Listed entries:

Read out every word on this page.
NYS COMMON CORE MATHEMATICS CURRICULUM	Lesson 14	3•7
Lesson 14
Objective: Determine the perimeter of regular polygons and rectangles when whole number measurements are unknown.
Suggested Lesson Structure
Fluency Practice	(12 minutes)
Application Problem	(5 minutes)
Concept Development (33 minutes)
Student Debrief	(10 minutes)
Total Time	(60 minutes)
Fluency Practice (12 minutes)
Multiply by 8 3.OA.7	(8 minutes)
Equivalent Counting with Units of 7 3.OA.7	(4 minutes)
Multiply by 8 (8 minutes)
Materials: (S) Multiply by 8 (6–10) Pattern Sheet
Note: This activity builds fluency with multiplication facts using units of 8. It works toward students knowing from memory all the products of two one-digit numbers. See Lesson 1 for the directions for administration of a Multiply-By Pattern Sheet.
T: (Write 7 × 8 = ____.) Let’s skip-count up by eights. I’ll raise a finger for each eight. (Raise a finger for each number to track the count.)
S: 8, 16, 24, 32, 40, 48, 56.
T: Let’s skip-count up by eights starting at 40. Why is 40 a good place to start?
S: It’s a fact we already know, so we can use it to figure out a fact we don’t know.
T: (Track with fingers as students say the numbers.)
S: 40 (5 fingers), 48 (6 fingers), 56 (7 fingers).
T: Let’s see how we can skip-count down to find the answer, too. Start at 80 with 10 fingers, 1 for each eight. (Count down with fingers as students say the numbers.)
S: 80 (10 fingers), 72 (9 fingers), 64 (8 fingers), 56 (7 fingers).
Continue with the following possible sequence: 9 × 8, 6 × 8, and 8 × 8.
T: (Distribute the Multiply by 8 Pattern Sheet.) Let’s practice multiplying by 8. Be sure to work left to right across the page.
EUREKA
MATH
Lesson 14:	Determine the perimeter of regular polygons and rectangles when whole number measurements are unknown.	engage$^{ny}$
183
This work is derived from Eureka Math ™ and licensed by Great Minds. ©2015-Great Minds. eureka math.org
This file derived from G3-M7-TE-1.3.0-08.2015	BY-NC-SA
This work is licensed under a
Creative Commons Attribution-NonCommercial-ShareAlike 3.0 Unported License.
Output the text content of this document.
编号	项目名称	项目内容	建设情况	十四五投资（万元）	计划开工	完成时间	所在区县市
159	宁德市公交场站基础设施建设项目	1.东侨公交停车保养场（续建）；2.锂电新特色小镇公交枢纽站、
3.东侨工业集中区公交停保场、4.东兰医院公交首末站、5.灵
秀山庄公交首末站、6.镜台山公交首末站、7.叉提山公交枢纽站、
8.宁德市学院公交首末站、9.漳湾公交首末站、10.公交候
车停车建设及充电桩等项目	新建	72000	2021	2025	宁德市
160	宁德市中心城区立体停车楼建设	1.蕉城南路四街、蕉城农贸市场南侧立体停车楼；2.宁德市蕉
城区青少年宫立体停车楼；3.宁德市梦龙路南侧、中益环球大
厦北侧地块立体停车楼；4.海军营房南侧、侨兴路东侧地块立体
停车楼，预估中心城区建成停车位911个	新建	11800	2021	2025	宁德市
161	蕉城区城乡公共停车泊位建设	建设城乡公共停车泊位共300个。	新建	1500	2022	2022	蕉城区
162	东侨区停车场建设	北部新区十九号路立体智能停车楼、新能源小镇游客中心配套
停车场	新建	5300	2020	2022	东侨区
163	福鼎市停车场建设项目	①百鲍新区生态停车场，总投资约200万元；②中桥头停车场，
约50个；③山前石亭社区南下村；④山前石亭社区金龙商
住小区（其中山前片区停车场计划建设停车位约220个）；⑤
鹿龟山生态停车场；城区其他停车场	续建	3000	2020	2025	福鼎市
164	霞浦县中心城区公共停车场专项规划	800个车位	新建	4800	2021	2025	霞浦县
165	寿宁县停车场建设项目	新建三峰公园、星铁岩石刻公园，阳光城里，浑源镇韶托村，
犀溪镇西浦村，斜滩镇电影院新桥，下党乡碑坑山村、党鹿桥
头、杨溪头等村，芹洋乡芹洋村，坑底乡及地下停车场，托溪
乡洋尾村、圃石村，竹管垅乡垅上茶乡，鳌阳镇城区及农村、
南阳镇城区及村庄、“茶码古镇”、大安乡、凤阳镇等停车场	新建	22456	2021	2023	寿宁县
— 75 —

Aim:
Copy the data above exactly. Every line must be included.

Solution below:
Read out every word on this page.
NYS COMMON CORE MATHEMATICS CURRICULUM	Lesson 14	3•7
Lesson 14
Objective: Determine the perimeter of regular polygons and rectangles when whole number measurements are unknown.
Suggested Lesson Structure
Fluency Practice	(12 minutes)
Application Problem	(5 minutes)
Concept Development (33 minutes)
Student Debrief	(10 minutes)
Total Time	(60 minutes)
Fluency Practice (12 minutes)
Multiply by 8 3.OA.7	(8 minutes)
Equivalent Counting with Units of 7 3.OA.7	(4 minutes)
Multiply by 8 (8 minutes)
Materials: (S) Multiply by 8 (6–10) Pattern Sheet
Note: This activity builds fluency with multiplication facts using units of 8. It works toward students knowing from memory all the products of two one-digit numbers. See Lesson 1 for the directions for administration of a Multiply-By Pattern Sheet.
T: (Write 7 × 8 = ____.) Let’s skip-count up by eights. I’ll raise a finger for each eight. (Raise a finger for each number to track the count.)
S: 8, 16, 24, 32, 40, 48, 56.
T: Let’s skip-count up by eights starting at 40. Why is 40 a good place to start?
S: It’s a fact we already know, so we can use it to figure out a fact we don’t know.
T: (Track with fingers as students say the numbers.)
S: 40 (5 fingers), 48 (6 fingers), 56 (7 fingers).
T: Let’s see how we can skip-count down to find the answer, too. Start at 80 with 10 fingers, 1 for each eight. (Count down with fingers as students say the numbers.)
S: 80 (10 fingers), 72 (9 fingers), 64 (8 fingers), 56 (7 fingers).
Continue with the following possible sequence: 9 × 8, 6 × 8, and 8 × 8.
T: (Distribute the Multiply by 8 Pattern Sheet.) Let’s practice multiplying by 8. Be sure to work left to right across the page.
EUREKA
MATH
Lesson 14:	Determine the perimeter of regular polygons and rectangles when whole number measurements are unknown.	engage$^{ny}$
183
This work is derived from Eureka Math ™ and licensed by Great Minds. ©2015-Great Minds. eureka math.org
This file derived from G3-M7-TE-1.3.0-08.2015	BY-NC-SA
This work is licensed under a
Creative Commons Attribution-NonCommercial-ShareAlike 3.0 Unported License.
Output the text content of this document.
编号	项目名称	项目内容	建设情况	十四五投资（万元）	计划开工	完成时间	所在区县市
159	宁德市公交场站基础设施建设项目	1.东侨公交停车保养场（续建）；2.锂电新特色小镇公交枢纽站、
3.东侨工业集中区公交停保场、4.东兰医院公交首末站、5.灵
秀山庄公交首末站、6.镜台山公交首末站、7.叉提山公交枢纽站、
8.宁德市学院公交首末站、9.漳湾公交首末站、10.公交候
车停车建设及充电桩等项目	新建	72000	2021	2025	宁德市
160	宁德市中心城区立体停车楼建设	1.蕉城南路四街、蕉城农贸市场南侧立体停车楼；2.宁德市蕉
城区青少年宫立体停车楼；3.宁德市梦龙路南侧、中益环球大
厦北侧地块立体停车楼；4.海军营房南侧、侨兴路东侧地块立体
停车楼，预估中心城区建成停车位911个	新建	11800	2021	2025	宁德市
161	蕉城区城乡公共停车泊位建设	建设城乡公共停车泊位共300个。	新建	1500	2022	2022	蕉城区
162	东侨区停车场建设	北部新区十九号路立体智能停车楼、新能源小镇游客中心配套
停车场	新建	5300	2020	2022	东侨区
163	福鼎市停车场建设项目	①百鲍新区生态停车场，总投资约200万元；②中桥头停车场，
约50个；③山前石亭社区南下村；④山前石亭社区金龙商
住小区（其中山前片区停车场计划建设停车位约220个）；⑤
鹿龟山生态停车场；城区其他停车场	续建	3000	2020	2025	福鼎市
164	霞浦县中心城区公共停车场专项规划	800个车位	新建	4800	2021	2025	霞浦县
165	寿宁县停车场建设项目	新建三峰公园、星铁岩石刻公园，阳光城里，浑源镇韶托村，
犀溪镇西浦村，斜滩镇电影院新桥，下党乡碑坑山村、党鹿桥
头、杨溪头等村，芹洋乡芹洋村，坑底乡及地下停车场，托溪
乡洋尾村、圃石村，竹管垅乡垅上茶乡，鳌阳镇城区及农村、
南阳镇城区及村庄、“茶码古镇”、大安乡、凤阳镇等停车场	新建	22456	2021	2023	寿宁县
— 75 —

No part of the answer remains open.